What you have to do
Read through the records below and copy each line that uses the word "给梦想一次开花的机会".

Task material
⁂
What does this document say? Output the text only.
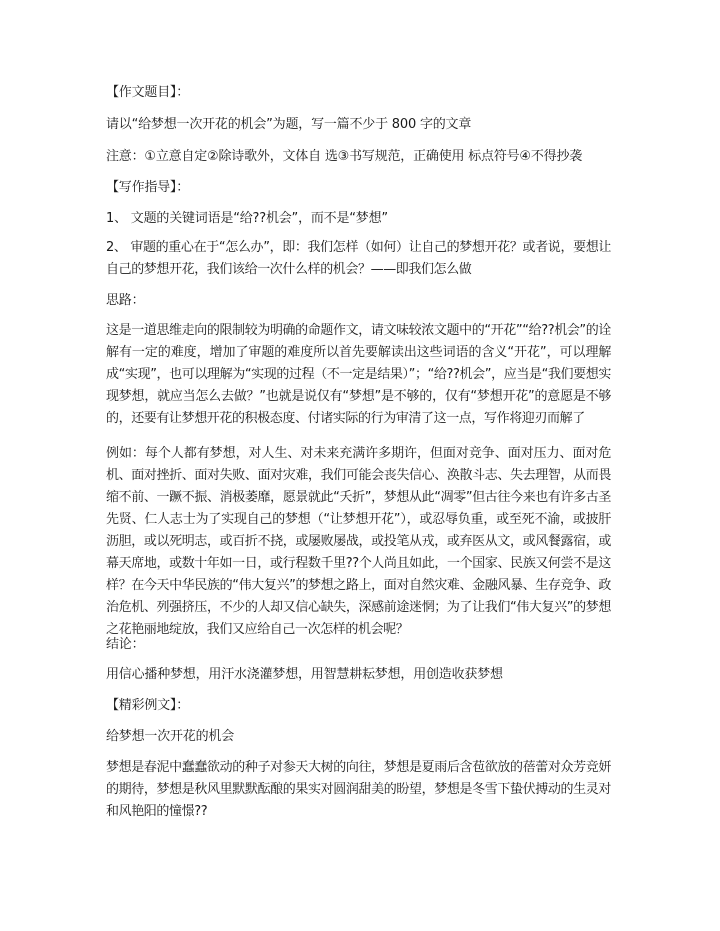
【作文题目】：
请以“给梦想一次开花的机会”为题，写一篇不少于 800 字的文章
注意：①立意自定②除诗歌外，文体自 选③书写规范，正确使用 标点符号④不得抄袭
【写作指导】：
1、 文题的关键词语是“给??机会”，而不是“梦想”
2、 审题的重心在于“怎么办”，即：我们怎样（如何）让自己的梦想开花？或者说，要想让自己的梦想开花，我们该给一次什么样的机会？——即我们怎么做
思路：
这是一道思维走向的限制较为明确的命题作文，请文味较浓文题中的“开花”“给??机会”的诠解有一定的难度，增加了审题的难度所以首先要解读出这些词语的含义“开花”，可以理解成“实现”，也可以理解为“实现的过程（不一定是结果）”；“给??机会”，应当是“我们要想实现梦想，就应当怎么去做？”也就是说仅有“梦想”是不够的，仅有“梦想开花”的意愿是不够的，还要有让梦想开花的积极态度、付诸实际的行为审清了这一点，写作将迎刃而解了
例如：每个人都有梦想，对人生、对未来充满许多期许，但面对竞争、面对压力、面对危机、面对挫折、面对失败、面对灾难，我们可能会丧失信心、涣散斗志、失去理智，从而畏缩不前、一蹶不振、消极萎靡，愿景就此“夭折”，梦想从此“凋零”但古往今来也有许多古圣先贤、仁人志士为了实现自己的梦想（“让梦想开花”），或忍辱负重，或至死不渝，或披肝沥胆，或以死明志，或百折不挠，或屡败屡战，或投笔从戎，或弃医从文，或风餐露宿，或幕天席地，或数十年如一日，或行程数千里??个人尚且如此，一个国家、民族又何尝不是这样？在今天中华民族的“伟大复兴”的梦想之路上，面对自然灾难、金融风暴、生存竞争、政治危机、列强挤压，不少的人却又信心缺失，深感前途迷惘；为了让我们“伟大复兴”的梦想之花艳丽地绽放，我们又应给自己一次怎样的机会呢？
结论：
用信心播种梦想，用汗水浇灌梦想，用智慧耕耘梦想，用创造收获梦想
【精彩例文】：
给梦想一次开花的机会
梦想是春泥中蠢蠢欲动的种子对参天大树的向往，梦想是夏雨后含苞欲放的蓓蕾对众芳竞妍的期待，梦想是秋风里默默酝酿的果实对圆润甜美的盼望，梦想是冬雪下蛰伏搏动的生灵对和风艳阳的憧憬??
⁂
The response
请以“给梦想一次开花的机会”为题，写一篇不少于 800 字的文章
给梦想一次开花的机会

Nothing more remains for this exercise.